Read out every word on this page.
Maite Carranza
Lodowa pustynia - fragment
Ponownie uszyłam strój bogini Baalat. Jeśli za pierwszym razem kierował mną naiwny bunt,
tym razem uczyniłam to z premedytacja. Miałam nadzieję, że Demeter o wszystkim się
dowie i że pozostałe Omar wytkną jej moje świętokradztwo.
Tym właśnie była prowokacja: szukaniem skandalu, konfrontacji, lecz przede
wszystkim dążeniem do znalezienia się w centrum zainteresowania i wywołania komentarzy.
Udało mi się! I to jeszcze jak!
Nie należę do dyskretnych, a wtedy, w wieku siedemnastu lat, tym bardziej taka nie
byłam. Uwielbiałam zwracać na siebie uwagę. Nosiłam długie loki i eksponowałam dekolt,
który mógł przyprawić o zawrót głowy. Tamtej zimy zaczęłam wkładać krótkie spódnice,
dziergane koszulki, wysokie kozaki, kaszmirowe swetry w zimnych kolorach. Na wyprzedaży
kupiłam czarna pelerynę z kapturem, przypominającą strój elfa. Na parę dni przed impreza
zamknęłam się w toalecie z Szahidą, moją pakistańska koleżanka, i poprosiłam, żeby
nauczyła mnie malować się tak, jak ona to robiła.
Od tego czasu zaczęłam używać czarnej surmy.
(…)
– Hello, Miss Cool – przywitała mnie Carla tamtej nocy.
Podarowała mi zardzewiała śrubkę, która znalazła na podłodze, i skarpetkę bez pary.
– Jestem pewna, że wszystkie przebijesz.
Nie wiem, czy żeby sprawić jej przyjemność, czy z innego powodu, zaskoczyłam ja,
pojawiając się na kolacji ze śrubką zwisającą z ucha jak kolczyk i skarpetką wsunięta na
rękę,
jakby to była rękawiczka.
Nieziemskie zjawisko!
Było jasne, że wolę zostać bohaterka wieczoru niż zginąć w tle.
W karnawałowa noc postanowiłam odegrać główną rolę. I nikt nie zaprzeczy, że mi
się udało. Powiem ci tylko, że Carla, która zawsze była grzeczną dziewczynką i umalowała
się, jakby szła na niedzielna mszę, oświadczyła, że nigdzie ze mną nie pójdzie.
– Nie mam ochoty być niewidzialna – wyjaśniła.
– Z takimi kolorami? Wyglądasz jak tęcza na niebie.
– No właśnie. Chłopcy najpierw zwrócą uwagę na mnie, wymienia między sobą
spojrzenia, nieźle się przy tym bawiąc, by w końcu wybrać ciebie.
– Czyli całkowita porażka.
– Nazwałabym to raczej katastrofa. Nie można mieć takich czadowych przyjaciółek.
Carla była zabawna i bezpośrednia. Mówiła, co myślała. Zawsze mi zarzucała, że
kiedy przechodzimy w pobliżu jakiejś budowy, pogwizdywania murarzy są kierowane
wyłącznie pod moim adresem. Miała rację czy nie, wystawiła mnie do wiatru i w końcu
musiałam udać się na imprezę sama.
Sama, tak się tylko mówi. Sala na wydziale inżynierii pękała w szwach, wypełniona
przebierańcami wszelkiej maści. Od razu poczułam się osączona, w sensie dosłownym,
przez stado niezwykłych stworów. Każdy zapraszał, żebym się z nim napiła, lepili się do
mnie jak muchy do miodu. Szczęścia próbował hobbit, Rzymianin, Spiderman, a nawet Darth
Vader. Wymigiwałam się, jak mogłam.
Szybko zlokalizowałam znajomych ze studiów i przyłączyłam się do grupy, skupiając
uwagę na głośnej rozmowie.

What is expected:
Write out the records shown above, exactly as they appear.

Written solution:
Read out every word on this page.
Maite Carranza
Lodowa pustynia - fragment
Ponownie uszyłam strój bogini Baalat. Jeśli za pierwszym razem kierował mną naiwny bunt,
tym razem uczyniłam to z premedytacja. Miałam nadzieję, że Demeter o wszystkim się
dowie i że pozostałe Omar wytkną jej moje świętokradztwo.
Tym właśnie była prowokacja: szukaniem skandalu, konfrontacji, lecz przede
wszystkim dążeniem do znalezienia się w centrum zainteresowania i wywołania komentarzy.
Udało mi się! I to jeszcze jak!
Nie należę do dyskretnych, a wtedy, w wieku siedemnastu lat, tym bardziej taka nie
byłam. Uwielbiałam zwracać na siebie uwagę. Nosiłam długie loki i eksponowałam dekolt,
który mógł przyprawić o zawrót głowy. Tamtej zimy zaczęłam wkładać krótkie spódnice,
dziergane koszulki, wysokie kozaki, kaszmirowe swetry w zimnych kolorach. Na wyprzedaży
kupiłam czarna pelerynę z kapturem, przypominającą strój elfa. Na parę dni przed impreza
zamknęłam się w toalecie z Szahidą, moją pakistańska koleżanka, i poprosiłam, żeby
nauczyła mnie malować się tak, jak ona to robiła.
Od tego czasu zaczęłam używać czarnej surmy.
(…)
– Hello, Miss Cool – przywitała mnie Carla tamtej nocy.
Podarowała mi zardzewiała śrubkę, która znalazła na podłodze, i skarpetkę bez pary.
– Jestem pewna, że wszystkie przebijesz.
Nie wiem, czy żeby sprawić jej przyjemność, czy z innego powodu, zaskoczyłam ja,
pojawiając się na kolacji ze śrubką zwisającą z ucha jak kolczyk i skarpetką wsunięta na
rękę,
jakby to była rękawiczka.
Nieziemskie zjawisko!
Było jasne, że wolę zostać bohaterka wieczoru niż zginąć w tle.
W karnawałowa noc postanowiłam odegrać główną rolę. I nikt nie zaprzeczy, że mi
się udało. Powiem ci tylko, że Carla, która zawsze była grzeczną dziewczynką i umalowała
się, jakby szła na niedzielna mszę, oświadczyła, że nigdzie ze mną nie pójdzie.
– Nie mam ochoty być niewidzialna – wyjaśniła.
– Z takimi kolorami? Wyglądasz jak tęcza na niebie.
– No właśnie. Chłopcy najpierw zwrócą uwagę na mnie, wymienia między sobą
spojrzenia, nieźle się przy tym bawiąc, by w końcu wybrać ciebie.
– Czyli całkowita porażka.
– Nazwałabym to raczej katastrofa. Nie można mieć takich czadowych przyjaciółek.
Carla była zabawna i bezpośrednia. Mówiła, co myślała. Zawsze mi zarzucała, że
kiedy przechodzimy w pobliżu jakiejś budowy, pogwizdywania murarzy są kierowane
wyłącznie pod moim adresem. Miała rację czy nie, wystawiła mnie do wiatru i w końcu
musiałam udać się na imprezę sama.
Sama, tak się tylko mówi. Sala na wydziale inżynierii pękała w szwach, wypełniona
przebierańcami wszelkiej maści. Od razu poczułam się osączona, w sensie dosłownym,
przez stado niezwykłych stworów. Każdy zapraszał, żebym się z nim napiła, lepili się do
mnie jak muchy do miodu. Szczęścia próbował hobbit, Rzymianin, Spiderman, a nawet Darth
Vader. Wymigiwałam się, jak mogłam.
Szybko zlokalizowałam znajomych ze studiów i przyłączyłam się do grupy, skupiając
uwagę na głośnej rozmowie.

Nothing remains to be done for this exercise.